- _Collected data_:

§ §

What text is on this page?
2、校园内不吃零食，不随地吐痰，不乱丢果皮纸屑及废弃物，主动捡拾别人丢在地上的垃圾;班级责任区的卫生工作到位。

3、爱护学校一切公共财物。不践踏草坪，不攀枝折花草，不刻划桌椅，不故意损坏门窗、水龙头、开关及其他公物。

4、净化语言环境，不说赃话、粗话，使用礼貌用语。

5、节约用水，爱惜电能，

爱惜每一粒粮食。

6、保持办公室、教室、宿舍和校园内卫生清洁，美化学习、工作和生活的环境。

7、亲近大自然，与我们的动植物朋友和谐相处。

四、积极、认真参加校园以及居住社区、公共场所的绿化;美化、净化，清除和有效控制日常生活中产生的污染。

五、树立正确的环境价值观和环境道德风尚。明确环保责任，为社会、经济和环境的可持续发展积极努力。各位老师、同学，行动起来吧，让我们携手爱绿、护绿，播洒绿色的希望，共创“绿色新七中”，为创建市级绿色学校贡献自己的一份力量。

§ §

- _Stated goal_: Print every entry exactly as it appears.

- _Solution for this problem_:
What text is on this page?
2、校园内不吃零食，不随地吐痰，不乱丢果皮纸屑及废弃物，主动捡拾别人丢在地上的垃圾;班级责任区的卫生工作到位。

3、爱护学校一切公共财物。不践踏草坪，不攀枝折花草，不刻划桌椅，不故意损坏门窗、水龙头、开关及其他公物。

4、净化语言环境，不说赃话、粗话，使用礼貌用语。

5、节约用水，爱惜电能，

爱惜每一粒粮食。

6、保持办公室、教室、宿舍和校园内卫生清洁，美化学习、工作和生活的环境。

7、亲近大自然，与我们的动植物朋友和谐相处。

四、积极、认真参加校园以及居住社区、公共场所的绿化;美化、净化，清除和有效控制日常生活中产生的污染。

五、树立正确的环境价值观和环境道德风尚。明确环保责任，为社会、经济和环境的可持续发展积极努力。各位老师、同学，行动起来吧，让我们携手爱绿、护绿，播洒绿色的希望，共创“绿色新七中”，为创建市级绿色学校贡献自己的一份力量。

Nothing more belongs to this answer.